··· RECORDS SUPPLIED ···
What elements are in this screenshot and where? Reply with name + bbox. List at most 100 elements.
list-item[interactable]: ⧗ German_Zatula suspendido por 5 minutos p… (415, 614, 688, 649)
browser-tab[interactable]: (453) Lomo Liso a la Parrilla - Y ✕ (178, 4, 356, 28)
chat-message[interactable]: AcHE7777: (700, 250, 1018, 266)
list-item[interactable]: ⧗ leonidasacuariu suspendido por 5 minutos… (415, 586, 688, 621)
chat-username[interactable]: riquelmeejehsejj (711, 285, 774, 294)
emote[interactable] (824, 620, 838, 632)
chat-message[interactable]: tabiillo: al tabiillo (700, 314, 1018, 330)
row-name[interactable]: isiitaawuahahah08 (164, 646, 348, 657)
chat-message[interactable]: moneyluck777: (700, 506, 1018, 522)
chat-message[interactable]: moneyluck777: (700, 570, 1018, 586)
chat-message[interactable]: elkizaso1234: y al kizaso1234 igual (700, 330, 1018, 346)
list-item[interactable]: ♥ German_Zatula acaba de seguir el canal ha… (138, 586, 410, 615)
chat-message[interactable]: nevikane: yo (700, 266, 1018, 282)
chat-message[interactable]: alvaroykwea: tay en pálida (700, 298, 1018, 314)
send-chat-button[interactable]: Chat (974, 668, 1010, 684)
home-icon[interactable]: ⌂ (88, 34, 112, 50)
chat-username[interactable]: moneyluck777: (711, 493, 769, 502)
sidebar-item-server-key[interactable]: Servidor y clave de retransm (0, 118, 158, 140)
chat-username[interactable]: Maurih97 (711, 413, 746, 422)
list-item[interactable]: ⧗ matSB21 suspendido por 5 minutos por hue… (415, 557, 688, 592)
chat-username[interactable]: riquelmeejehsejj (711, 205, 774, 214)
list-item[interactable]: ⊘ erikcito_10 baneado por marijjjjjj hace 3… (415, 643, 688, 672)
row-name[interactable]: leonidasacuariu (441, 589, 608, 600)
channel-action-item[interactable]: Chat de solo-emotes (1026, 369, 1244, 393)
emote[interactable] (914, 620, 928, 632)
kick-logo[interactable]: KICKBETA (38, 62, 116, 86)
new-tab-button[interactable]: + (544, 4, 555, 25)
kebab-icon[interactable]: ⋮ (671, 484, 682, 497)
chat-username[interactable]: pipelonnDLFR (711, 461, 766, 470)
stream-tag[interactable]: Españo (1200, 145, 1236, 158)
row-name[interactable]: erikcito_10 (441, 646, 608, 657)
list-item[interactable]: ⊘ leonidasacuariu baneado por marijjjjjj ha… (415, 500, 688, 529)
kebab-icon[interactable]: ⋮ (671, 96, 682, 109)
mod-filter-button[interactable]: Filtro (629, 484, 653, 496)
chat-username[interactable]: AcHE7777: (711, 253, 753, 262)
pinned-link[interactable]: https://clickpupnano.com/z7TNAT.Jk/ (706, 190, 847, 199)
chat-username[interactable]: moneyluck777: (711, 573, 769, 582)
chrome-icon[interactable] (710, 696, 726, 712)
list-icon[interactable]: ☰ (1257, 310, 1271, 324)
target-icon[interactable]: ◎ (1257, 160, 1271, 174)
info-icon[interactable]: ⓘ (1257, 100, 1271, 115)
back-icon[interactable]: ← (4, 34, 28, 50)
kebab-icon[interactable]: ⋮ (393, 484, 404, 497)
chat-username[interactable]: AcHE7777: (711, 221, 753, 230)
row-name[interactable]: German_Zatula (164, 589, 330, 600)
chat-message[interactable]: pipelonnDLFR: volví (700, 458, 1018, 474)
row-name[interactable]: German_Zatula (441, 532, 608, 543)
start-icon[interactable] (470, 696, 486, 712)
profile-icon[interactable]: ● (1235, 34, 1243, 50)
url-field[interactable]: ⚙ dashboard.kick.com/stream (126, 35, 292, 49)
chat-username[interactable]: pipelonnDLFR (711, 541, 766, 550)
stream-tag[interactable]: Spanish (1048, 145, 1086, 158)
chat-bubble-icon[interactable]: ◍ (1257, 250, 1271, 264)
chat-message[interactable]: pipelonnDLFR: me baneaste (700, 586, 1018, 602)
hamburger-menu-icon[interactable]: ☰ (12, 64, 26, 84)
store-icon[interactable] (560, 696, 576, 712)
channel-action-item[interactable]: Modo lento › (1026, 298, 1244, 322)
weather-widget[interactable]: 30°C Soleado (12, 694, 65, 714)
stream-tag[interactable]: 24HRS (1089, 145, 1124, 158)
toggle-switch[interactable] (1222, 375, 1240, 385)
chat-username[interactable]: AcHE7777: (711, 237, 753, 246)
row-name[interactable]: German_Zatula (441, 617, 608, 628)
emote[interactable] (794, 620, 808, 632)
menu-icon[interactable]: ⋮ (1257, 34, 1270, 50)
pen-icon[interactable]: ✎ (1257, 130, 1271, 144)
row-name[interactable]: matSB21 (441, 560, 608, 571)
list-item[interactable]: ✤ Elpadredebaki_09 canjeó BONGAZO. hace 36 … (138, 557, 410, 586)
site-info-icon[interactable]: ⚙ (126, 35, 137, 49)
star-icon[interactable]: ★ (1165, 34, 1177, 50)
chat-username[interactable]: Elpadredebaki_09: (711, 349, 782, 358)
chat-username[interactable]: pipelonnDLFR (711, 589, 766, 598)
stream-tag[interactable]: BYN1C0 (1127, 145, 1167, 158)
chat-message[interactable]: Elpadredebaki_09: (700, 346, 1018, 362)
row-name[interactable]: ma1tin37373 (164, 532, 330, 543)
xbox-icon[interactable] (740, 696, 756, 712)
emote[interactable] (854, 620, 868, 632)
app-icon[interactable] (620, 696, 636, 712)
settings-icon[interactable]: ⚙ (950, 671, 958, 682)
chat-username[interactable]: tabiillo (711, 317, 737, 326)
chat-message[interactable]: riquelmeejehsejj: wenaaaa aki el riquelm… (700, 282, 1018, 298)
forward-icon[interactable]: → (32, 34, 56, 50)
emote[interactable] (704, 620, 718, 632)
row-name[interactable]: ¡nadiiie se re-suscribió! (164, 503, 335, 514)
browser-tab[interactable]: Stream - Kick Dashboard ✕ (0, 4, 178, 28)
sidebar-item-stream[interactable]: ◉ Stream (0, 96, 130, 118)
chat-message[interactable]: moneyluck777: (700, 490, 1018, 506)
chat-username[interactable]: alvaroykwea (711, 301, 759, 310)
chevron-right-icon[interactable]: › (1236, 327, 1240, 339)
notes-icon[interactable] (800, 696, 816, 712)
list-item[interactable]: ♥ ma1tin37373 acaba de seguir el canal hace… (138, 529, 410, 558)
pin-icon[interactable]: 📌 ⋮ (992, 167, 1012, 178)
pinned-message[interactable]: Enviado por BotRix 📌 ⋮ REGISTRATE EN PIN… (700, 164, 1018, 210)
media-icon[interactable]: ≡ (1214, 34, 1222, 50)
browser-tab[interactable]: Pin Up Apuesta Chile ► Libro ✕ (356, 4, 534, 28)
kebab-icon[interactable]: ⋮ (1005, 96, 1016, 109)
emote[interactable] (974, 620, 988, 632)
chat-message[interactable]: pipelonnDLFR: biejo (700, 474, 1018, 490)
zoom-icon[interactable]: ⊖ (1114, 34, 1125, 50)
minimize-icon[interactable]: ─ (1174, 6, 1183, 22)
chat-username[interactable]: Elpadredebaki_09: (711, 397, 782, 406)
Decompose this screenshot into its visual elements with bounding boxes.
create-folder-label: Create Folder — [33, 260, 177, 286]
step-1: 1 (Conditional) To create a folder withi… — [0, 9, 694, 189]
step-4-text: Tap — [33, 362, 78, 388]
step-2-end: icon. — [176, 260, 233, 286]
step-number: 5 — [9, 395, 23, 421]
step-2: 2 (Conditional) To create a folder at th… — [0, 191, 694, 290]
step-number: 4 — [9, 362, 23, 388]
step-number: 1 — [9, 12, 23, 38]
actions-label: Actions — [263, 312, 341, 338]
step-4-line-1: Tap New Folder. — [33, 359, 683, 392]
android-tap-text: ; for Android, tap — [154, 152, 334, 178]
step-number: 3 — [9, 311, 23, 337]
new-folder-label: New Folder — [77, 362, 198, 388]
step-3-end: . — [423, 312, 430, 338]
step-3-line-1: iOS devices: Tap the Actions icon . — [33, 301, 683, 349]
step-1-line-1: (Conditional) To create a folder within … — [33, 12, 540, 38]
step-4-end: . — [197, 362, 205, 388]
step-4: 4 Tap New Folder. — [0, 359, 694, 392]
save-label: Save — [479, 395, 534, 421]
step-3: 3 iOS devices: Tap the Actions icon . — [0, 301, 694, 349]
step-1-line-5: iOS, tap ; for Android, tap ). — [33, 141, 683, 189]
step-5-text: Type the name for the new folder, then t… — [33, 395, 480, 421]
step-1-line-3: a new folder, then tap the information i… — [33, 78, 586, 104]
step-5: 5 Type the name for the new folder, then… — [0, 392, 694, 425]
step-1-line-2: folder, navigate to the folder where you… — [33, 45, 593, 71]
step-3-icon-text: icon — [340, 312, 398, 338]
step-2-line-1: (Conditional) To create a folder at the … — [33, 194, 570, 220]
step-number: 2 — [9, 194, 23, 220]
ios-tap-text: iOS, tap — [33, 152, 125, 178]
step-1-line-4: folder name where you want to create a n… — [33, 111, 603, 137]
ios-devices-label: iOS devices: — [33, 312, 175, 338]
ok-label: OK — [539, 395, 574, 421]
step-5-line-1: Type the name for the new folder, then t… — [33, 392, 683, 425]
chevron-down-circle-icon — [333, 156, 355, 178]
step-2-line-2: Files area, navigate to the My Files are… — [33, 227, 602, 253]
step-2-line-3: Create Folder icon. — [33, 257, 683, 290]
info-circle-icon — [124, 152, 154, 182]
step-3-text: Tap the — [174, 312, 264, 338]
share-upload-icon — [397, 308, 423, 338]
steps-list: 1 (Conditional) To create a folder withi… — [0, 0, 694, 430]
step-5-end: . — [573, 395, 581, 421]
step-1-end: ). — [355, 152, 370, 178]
···
Put the stretch of records from the start through the line containing "chat-message[interactable]: tabiillo: al" into a Markdown table with a column named Row for the row number and a column named Line for the text, leaving out blank lines.

| Row | Line |
|---|---|
| 1 | What elements are in this screenshot and where? Reply with name + bbox. List at most 100 elements. |
| 2 | list-item[interactable]: ⧗ German_Zatula suspendido por 5 minutos p… (415, 614, 688, 649) |
| 3 | browser-tab[interactable]: (453) Lomo Liso a la Parrilla - Y ✕ (178, 4, 356, 28) |
| 4 | chat-message[interactable]: AcHE7777: (700, 250, 1018, 266) |
| 5 | list-item[interactable]: ⧗ leonidasacuariu suspendido por 5 minutos… (415, 586, 688, 621) |
| 6 | chat-username[interactable]: riquelmeejehsejj (711, 285, 774, 294) |
| 7 | emote[interactable] (824, 620, 838, 632) |
| 8 | chat-message[interactable]: tabiillo: al tabiillo (700, 314, 1018, 330) |